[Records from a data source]
╭──

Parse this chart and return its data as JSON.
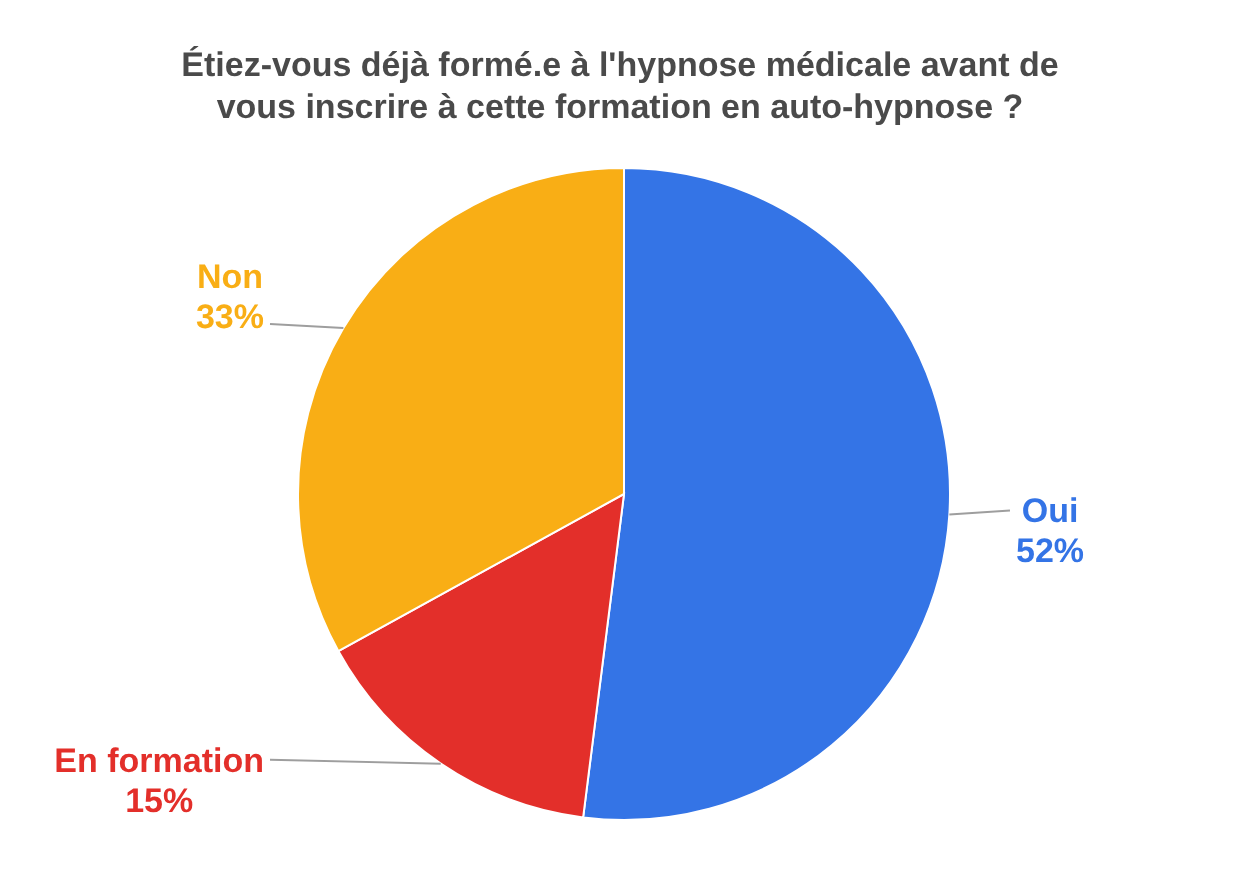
{
  "chart_data": {
    "type": "pie",
    "title": "Étiez-vous déjà formé.e à l'hypnose médicale avant de vous inscrire à cette formation en auto-hypnose ?",
    "categories": [
      "Oui",
      "En formation",
      "Non"
    ],
    "values": [
      52,
      15,
      33
    ],
    "colors": [
      "#3474e6",
      "#e32f2a",
      "#f9ae15"
    ],
    "value_labels": [
      "52%",
      "15%",
      "33%"
    ]
  }
}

╰──

Instruction
Make an exact copy of the records above, with the pictures left out.

Result of this exercise
Parse this chart and return its data as JSON.
{
  "chart_data": {
    "type": "pie",
    "title": "Étiez-vous déjà formé.e à l'hypnose médicale avant de vous inscrire à cette formation en auto-hypnose ?",
    "categories": [
      "Oui",
      "En formation",
      "Non"
    ],
    "values": [
      52,
      15,
      33
    ],
    "colors": [
      "#3474e6",
      "#e32f2a",
      "#f9ae15"
    ],
    "value_labels": [
      "52%",
      "15%",
      "33%"
    ]
  }
}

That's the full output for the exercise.